-- Task objective --
Scan the material and copy every line in which "label" appears.

[Part of a data file]
[start]

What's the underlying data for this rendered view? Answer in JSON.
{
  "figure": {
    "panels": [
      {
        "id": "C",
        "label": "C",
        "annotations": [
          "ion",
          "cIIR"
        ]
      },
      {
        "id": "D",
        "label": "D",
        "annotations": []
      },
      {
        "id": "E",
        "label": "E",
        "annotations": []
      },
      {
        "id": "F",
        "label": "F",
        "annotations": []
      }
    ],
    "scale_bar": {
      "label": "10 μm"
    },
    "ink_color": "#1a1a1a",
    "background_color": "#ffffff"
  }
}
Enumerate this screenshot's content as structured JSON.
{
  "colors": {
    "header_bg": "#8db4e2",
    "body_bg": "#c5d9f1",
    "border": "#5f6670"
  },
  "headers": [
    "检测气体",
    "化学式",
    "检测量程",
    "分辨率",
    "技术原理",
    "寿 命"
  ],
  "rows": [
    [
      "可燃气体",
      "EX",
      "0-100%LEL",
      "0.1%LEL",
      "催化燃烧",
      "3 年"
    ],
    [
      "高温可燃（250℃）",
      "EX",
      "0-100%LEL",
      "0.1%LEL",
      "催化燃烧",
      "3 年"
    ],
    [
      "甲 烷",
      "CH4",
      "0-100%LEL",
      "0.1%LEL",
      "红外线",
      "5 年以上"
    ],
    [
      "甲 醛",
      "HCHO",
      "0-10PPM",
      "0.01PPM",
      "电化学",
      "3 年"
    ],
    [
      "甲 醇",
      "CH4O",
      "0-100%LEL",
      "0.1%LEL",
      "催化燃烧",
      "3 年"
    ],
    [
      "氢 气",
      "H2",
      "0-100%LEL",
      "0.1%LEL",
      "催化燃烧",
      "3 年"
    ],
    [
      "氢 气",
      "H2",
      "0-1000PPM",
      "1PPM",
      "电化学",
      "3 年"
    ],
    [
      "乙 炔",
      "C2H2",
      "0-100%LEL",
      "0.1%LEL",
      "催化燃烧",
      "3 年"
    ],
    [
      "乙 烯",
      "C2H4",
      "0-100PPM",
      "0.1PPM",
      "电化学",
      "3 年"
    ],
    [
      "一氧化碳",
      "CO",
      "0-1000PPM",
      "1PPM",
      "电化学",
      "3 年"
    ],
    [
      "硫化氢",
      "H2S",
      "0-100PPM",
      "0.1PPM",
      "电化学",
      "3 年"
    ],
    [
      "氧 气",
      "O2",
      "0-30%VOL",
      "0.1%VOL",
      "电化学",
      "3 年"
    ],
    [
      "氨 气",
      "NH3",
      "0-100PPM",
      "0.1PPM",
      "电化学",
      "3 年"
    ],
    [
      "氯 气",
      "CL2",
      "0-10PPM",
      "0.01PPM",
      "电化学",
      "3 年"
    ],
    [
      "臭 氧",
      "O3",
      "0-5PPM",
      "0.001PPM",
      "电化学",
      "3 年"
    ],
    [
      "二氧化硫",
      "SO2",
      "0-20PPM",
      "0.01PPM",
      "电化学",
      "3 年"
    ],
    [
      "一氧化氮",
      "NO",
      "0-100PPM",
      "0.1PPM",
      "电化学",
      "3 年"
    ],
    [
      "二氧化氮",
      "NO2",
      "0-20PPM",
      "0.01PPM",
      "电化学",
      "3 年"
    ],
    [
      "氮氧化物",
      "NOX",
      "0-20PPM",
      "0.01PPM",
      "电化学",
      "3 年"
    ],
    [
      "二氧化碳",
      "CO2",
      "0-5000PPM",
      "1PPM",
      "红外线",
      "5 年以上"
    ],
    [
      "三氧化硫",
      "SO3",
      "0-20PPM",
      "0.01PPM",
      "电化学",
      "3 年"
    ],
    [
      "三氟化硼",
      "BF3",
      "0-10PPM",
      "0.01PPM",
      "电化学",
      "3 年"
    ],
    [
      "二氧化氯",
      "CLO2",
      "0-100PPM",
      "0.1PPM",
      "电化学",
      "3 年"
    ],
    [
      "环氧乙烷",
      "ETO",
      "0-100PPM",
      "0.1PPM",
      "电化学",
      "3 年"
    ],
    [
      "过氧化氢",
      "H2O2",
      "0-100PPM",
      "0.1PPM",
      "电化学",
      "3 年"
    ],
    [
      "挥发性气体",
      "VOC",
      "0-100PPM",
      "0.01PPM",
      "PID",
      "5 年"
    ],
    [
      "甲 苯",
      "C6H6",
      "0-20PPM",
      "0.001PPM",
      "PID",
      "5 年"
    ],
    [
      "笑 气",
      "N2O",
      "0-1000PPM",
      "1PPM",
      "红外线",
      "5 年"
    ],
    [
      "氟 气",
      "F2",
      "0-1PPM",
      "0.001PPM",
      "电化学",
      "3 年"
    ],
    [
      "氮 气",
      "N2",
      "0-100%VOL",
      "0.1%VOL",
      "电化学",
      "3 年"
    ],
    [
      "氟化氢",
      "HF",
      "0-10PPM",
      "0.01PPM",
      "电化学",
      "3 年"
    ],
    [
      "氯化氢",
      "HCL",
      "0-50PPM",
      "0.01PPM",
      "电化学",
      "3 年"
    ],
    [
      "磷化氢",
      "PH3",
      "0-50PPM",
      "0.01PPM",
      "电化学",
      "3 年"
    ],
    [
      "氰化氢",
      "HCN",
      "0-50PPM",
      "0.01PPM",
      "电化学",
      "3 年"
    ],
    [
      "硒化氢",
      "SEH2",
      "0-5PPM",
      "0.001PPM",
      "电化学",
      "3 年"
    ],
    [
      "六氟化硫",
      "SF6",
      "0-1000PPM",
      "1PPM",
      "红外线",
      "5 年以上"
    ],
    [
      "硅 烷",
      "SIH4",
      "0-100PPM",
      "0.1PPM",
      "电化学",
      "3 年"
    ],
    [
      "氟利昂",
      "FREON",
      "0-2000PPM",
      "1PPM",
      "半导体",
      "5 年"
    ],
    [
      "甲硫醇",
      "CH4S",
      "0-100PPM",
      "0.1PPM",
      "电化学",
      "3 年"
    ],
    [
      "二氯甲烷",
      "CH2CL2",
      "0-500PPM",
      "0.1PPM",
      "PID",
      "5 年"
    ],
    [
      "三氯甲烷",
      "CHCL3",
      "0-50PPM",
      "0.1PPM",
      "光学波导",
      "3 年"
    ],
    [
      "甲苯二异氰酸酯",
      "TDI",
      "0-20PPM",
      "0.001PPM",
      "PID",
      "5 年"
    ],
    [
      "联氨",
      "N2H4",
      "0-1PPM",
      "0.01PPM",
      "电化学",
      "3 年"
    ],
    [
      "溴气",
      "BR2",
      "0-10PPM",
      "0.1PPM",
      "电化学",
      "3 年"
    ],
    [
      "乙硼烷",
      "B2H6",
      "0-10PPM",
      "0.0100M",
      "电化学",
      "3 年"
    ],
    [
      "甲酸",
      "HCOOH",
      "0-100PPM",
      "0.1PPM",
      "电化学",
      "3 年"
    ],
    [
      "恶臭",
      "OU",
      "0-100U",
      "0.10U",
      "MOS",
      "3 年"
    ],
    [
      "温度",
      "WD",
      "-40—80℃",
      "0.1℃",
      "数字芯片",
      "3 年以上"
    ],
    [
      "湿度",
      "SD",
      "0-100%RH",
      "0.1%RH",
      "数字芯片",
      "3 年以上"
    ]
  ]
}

[end]

-- Result of this exercise --
        "label": "C",
        "label": "D",
        "label": "E",
        "label": "F",
      "label": "10 μm"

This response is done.